>>>

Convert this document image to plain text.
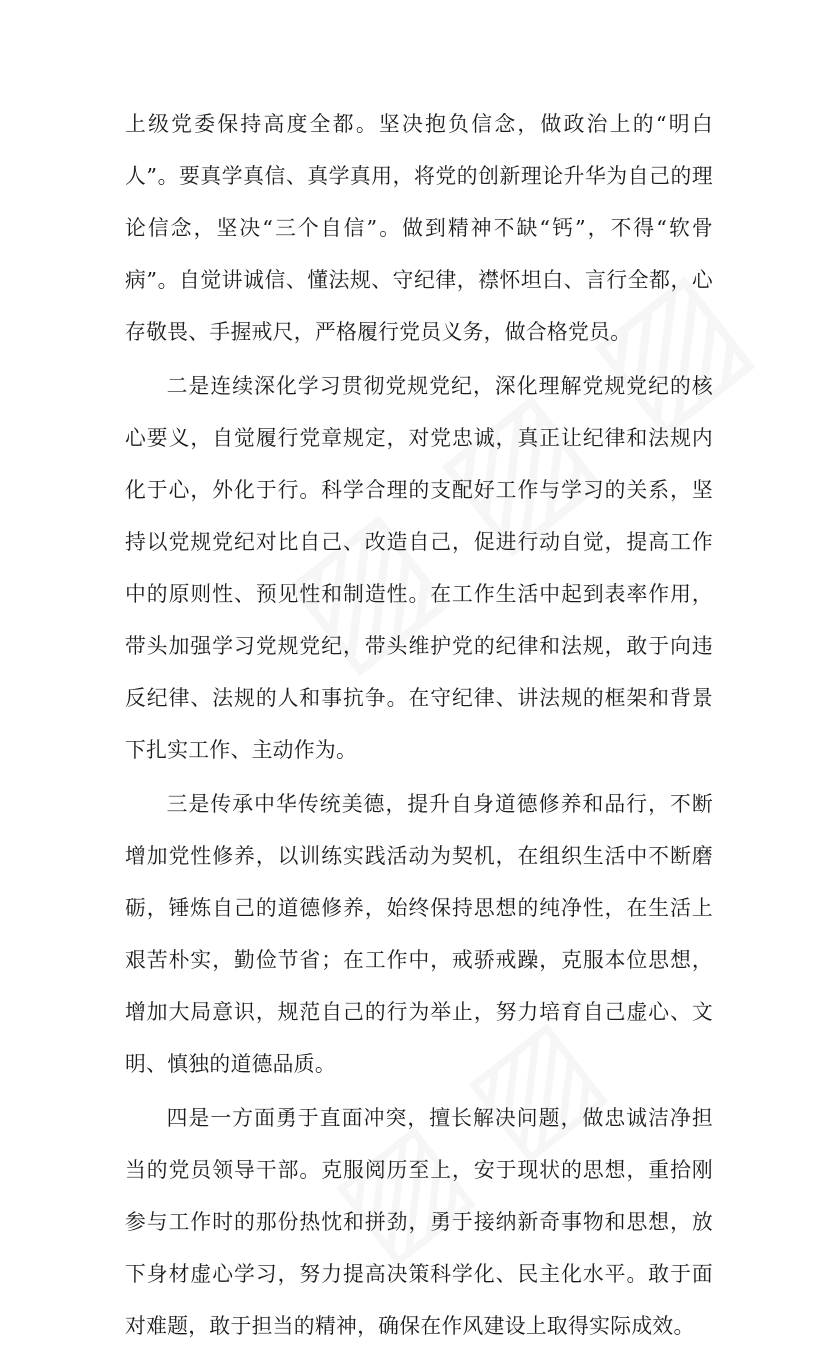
上级党委保持高度全都。坚决抱负信念，做政治上的“明白人”。要真学真信、真学真用，将党的创新理论升华为自己的理论信念，坚决“三个自信”。做到精神不缺“钙”，不得“软骨病”。自觉讲诚信、懂法规、守纪律，襟怀坦白、言行全都，心存敬畏、手握戒尺，严格履行党员义务，做合格党员。

二是连续深化学习贯彻党规党纪，深化理解党规党纪的核心要义，自觉履行党章规定，对党忠诚，真正让纪律和法规内化于心，外化于行。科学合理的支配好工作与学习的关系，坚持以党规党纪对比自己、改造自己，促进行动自觉，提高工作中的原则性、预见性和制造性。在工作生活中起到表率作用，带头加强学习党规党纪，带头维护党的纪律和法规，敢于向违反纪律、法规的人和事抗争。在守纪律、讲法规的框架和背景下扎实工作、主动作为。

三是传承中华传统美德，提升自身道德修养和品行，不断增加党性修养，以训练实践活动为契机，在组织生活中不断磨砺，锤炼自己的道德修养，始终保持思想的纯净性，在生活上艰苦朴实，勤俭节省；在工作中，戒骄戒躁，克服本位思想，增加大局意识，规范自己的行为举止，努力培育自己虚心、文明、慎独的道德品质。

四是一方面勇于直面冲突，擅长解决问题，做忠诚洁净担当的党员领导干部。克服阅历至上，安于现状的思想，重拾刚参与工作时的那份热忱和拼劲，勇于接纳新奇事物和思想，放下身材虚心学习，努力提高决策科学化、民主化水平。敢于面对难题，敢于担当的精神，确保在作风建设上取得实际成效。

<<<

» **Problem details**:
Transcribe all the data word for word; the images stay out.

» **Output of the exercise**:
Convert this document image to plain text.
上级党委保持高度全都。坚决抱负信念，做政治上的“明白人”。要真学真信、真学真用，将党的创新理论升华为自己的理论信念，坚决“三个自信”。做到精神不缺“钙”，不得“软骨病”。自觉讲诚信、懂法规、守纪律，襟怀坦白、言行全都，心存敬畏、手握戒尺，严格履行党员义务，做合格党员。

二是连续深化学习贯彻党规党纪，深化理解党规党纪的核心要义，自觉履行党章规定，对党忠诚，真正让纪律和法规内化于心，外化于行。科学合理的支配好工作与学习的关系，坚持以党规党纪对比自己、改造自己，促进行动自觉，提高工作中的原则性、预见性和制造性。在工作生活中起到表率作用，带头加强学习党规党纪，带头维护党的纪律和法规，敢于向违反纪律、法规的人和事抗争。在守纪律、讲法规的框架和背景下扎实工作、主动作为。

三是传承中华传统美德，提升自身道德修养和品行，不断增加党性修养，以训练实践活动为契机，在组织生活中不断磨砺，锤炼自己的道德修养，始终保持思想的纯净性，在生活上艰苦朴实，勤俭节省；在工作中，戒骄戒躁，克服本位思想，增加大局意识，规范自己的行为举止，努力培育自己虚心、文明、慎独的道德品质。

四是一方面勇于直面冲突，擅长解决问题，做忠诚洁净担当的党员领导干部。克服阅历至上，安于现状的思想，重拾刚参与工作时的那份热忱和拼劲，勇于接纳新奇事物和思想，放下身材虚心学习，努力提高决策科学化、民主化水平。敢于面对难题，敢于担当的精神，确保在作风建设上取得实际成效。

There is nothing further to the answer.